What you are asked to do – What follows is a set of entries. Repeat them exactly, but not their pictures.

Task inputs –
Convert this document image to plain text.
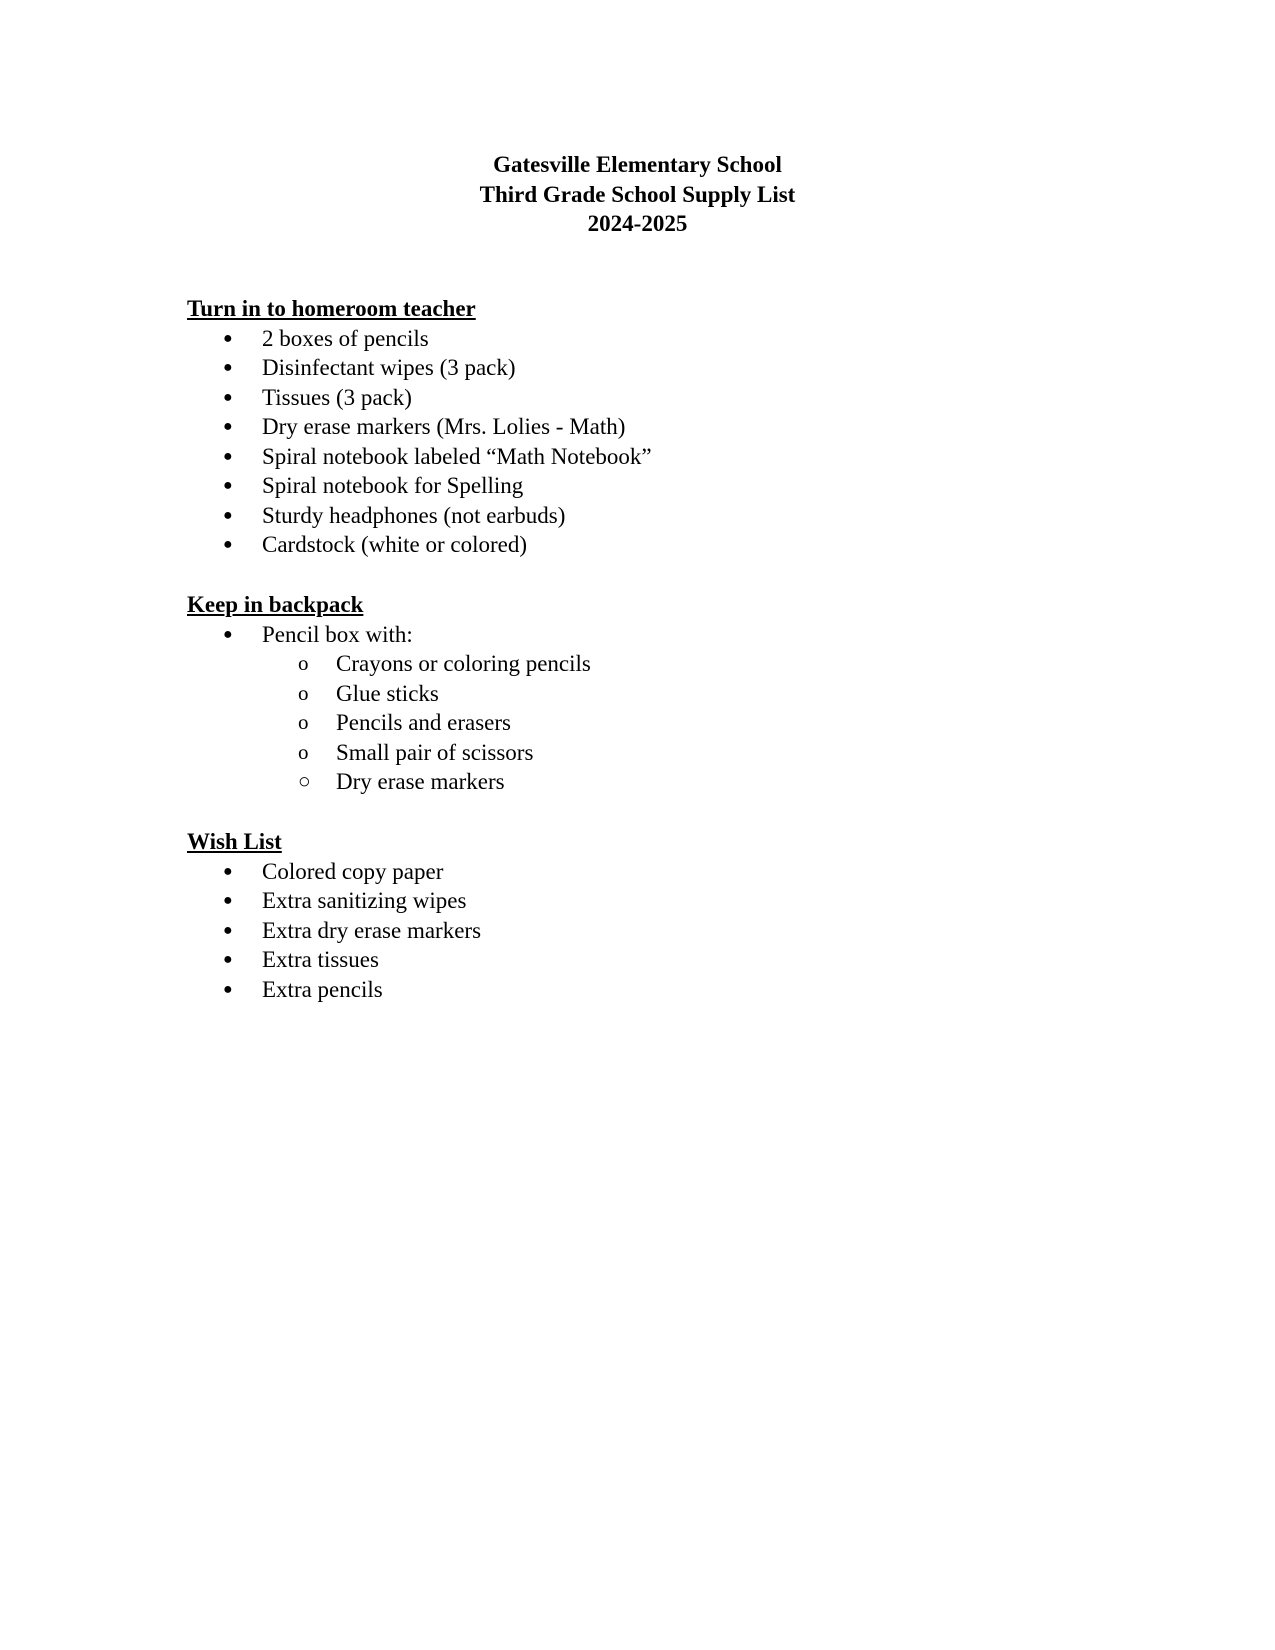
Gatesville Elementary School
Third Grade School Supply List
2024-2025
Turn in to homeroom teacher
● 2 boxes of pencils
● Disinfectant wipes (3 pack)
● Tissues (3 pack)
● Dry erase markers (Mrs. Lolies - Math)
● Spiral notebook labeled “Math Notebook”
● Spiral notebook for Spelling
● Sturdy headphones (not earbuds)
● Cardstock (white or colored)
Keep in backpack
● Pencil box with:
o Crayons or coloring pencils
o Glue sticks
o Pencils and erasers
o Small pair of scissors
○ Dry erase markers
Wish List
● Colored copy paper
● Extra sanitizing wipes
● Extra dry erase markers
● Extra tissues
● Extra pencils
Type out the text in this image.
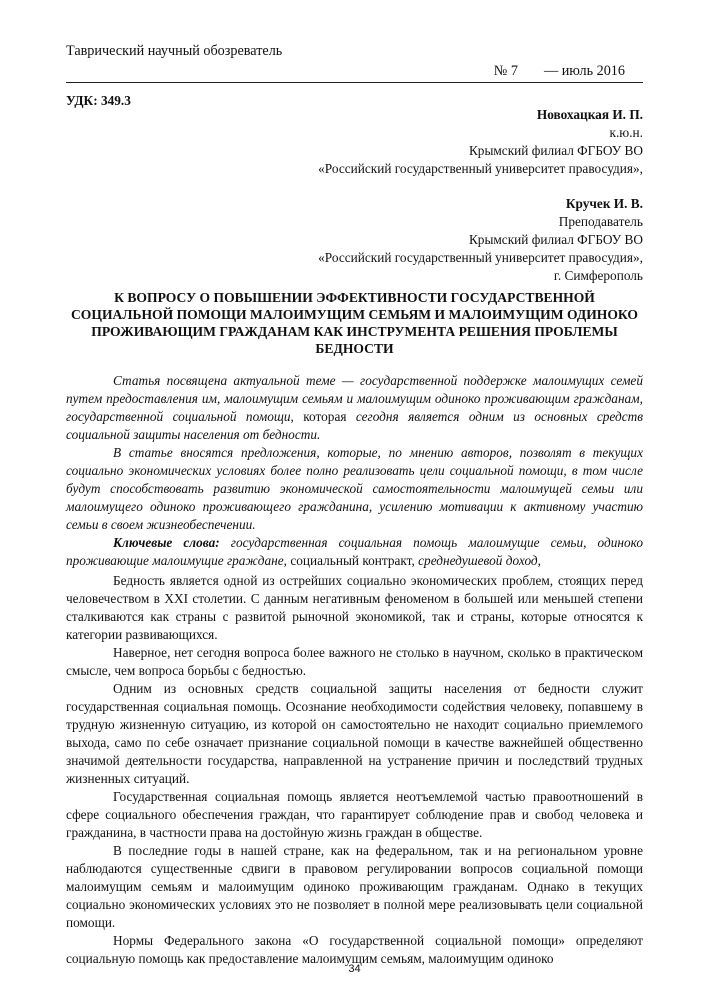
Таврический научный обозреватель
№ 7 — июль 2016
УДК: 349.3
Новохацкая И. П.
к.ю.н.
Крымский филиал ФГБОУ ВО
«Российский государственный университет правосудия»,
Кручек И. В.
Преподаватель
Крымский филиал ФГБОУ ВО
«Российский государственный университет правосудия»,
г. Симферополь
К ВОПРОСУ О ПОВЫШЕНИИ ЭФФЕКТИВНОСТИ ГОСУДАРСТВЕННОЙ СОЦИАЛЬНОЙ ПОМОЩИ МАЛОИМУЩИМ СЕМЬЯМ И МАЛОИМУЩИМ ОДИНОКО ПРОЖИВАЮЩИМ ГРАЖДАНАМ КАК ИНСТРУМЕНТА РЕШЕНИЯ ПРОБЛЕМЫ БЕДНОСТИ

Статья посвящена актуальной теме — государственной поддержке малоимущих семей путем предоставления им, малоимущим семьям и малоимущим одиноко проживающим гражданам, государственной социальной помощи, которая сегодня является одним из основных средств социальной защиты населения от бедности.

В статье вносятся предложения, которые, по мнению авторов, позволят в текущих социально экономических условиях более полно реализовать цели социальной помощи, в том числе будут способствовать развитию экономической самостоятельности малоимущей семьи или малоимущего одиноко проживающего гражданина, усилению мотивации к активному участию семьи в своем жизнеобеспечении.

Ключевые слова: государственная социальная помощь малоимущие семьи, одиноко проживающие малоимущие граждане, социальный контракт, среднедушевой доход,

Бедность является одной из острейших социально экономических проблем, стоящих перед человечеством в XXI столетии. С данным негативным феноменом в большей или меньшей степени сталкиваются как страны с развитой рыночной экономикой, так и страны, которые относятся к категории развивающихся.

Наверное, нет сегодня вопроса более важного не столько в научном, сколько в практическом смысле, чем вопроса борьбы с бедностью.

Одним из основных средств социальной защиты населения от бедности служит государственная социальная помощь. Осознание необходимости содействия человеку, попавшему в трудную жизненную ситуацию, из которой он самостоятельно не находит социально приемлемого выхода, само по себе означает признание социальной помощи в качестве важнейшей общественно значимой деятельности государства, направленной на устранение причин и последствий трудных жизненных ситуаций.

Государственная социальная помощь является неотъемлемой частью правоотношений в сфере социального обеспечения граждан, что гарантирует соблюдение прав и свобод человека и гражданина, в частности права на достойную жизнь граждан в обществе.

В последние годы в нашей стране, как на федеральном, так и на региональном уровне наблюдаются существенные сдвиги в правовом регулировании вопросов социальной помощи малоимущим семьям и малоимущим одиноко проживающим гражданам. Однако в текущих социально экономических условиях это не позволяет в полной мере реализовывать цели социальной помощи.

Нормы Федерального закона «О государственной социальной помощи» определяют социальную помощь как предоставление малоимущим семьям, малоимущим одиноко

34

Exercise response –
Convert this document image to plain text.
Gatesville Elementary School
Third Grade School Supply List
2024-2025
Turn in to homeroom teacher
● 2 boxes of pencils
● Disinfectant wipes (3 pack)
● Tissues (3 pack)
● Dry erase markers (Mrs. Lolies - Math)
● Spiral notebook labeled “Math Notebook”
● Spiral notebook for Spelling
● Sturdy headphones (not earbuds)
● Cardstock (white or colored)
Keep in backpack
● Pencil box with:
o Crayons or coloring pencils
o Glue sticks
o Pencils and erasers
o Small pair of scissors
○ Dry erase markers
Wish List
● Colored copy paper
● Extra sanitizing wipes
● Extra dry erase markers
● Extra tissues
● Extra pencils
Type out the text in this image.
Таврический научный обозреватель
№ 7 — июль 2016
УДК: 349.3
Новохацкая И. П.
к.ю.н.
Крымский филиал ФГБОУ ВО
«Российский государственный университет правосудия»,
Кручек И. В.
Преподаватель
Крымский филиал ФГБОУ ВО
«Российский государственный университет правосудия»,
г. Симферополь
К ВОПРОСУ О ПОВЫШЕНИИ ЭФФЕКТИВНОСТИ ГОСУДАРСТВЕННОЙ СОЦИАЛЬНОЙ ПОМОЩИ МАЛОИМУЩИМ СЕМЬЯМ И МАЛОИМУЩИМ ОДИНОКО ПРОЖИВАЮЩИМ ГРАЖДАНАМ КАК ИНСТРУМЕНТА РЕШЕНИЯ ПРОБЛЕМЫ БЕДНОСТИ

Статья посвящена актуальной теме — государственной поддержке малоимущих семей путем предоставления им, малоимущим семьям и малоимущим одиноко проживающим гражданам, государственной социальной помощи, которая сегодня является одним из основных средств социальной защиты населения от бедности.

В статье вносятся предложения, которые, по мнению авторов, позволят в текущих социально экономических условиях более полно реализовать цели социальной помощи, в том числе будут способствовать развитию экономической самостоятельности малоимущей семьи или малоимущего одиноко проживающего гражданина, усилению мотивации к активному участию семьи в своем жизнеобеспечении.

Ключевые слова: государственная социальная помощь малоимущие семьи, одиноко проживающие малоимущие граждане, социальный контракт, среднедушевой доход,

Бедность является одной из острейших социально экономических проблем, стоящих перед человечеством в XXI столетии. С данным негативным феноменом в большей или меньшей степени сталкиваются как страны с развитой рыночной экономикой, так и страны, которые относятся к категории развивающихся.

Наверное, нет сегодня вопроса более важного не столько в научном, сколько в практическом смысле, чем вопроса борьбы с бедностью.

Одним из основных средств социальной защиты населения от бедности служит государственная социальная помощь. Осознание необходимости содействия человеку, попавшему в трудную жизненную ситуацию, из которой он самостоятельно не находит социально приемлемого выхода, само по себе означает признание социальной помощи в качестве важнейшей общественно значимой деятельности государства, направленной на устранение причин и последствий трудных жизненных ситуаций.

Государственная социальная помощь является неотъемлемой частью правоотношений в сфере социального обеспечения граждан, что гарантирует соблюдение прав и свобод человека и гражданина, в частности права на достойную жизнь граждан в обществе.

В последние годы в нашей стране, как на федеральном, так и на региональном уровне наблюдаются существенные сдвиги в правовом регулировании вопросов социальной помощи малоимущим семьям и малоимущим одиноко проживающим гражданам. Однако в текущих социально экономических условиях это не позволяет в полной мере реализовывать цели социальной помощи.

Нормы Федерального закона «О государственной социальной помощи» определяют социальную помощь как предоставление малоимущим семьям, малоимущим одиноко

34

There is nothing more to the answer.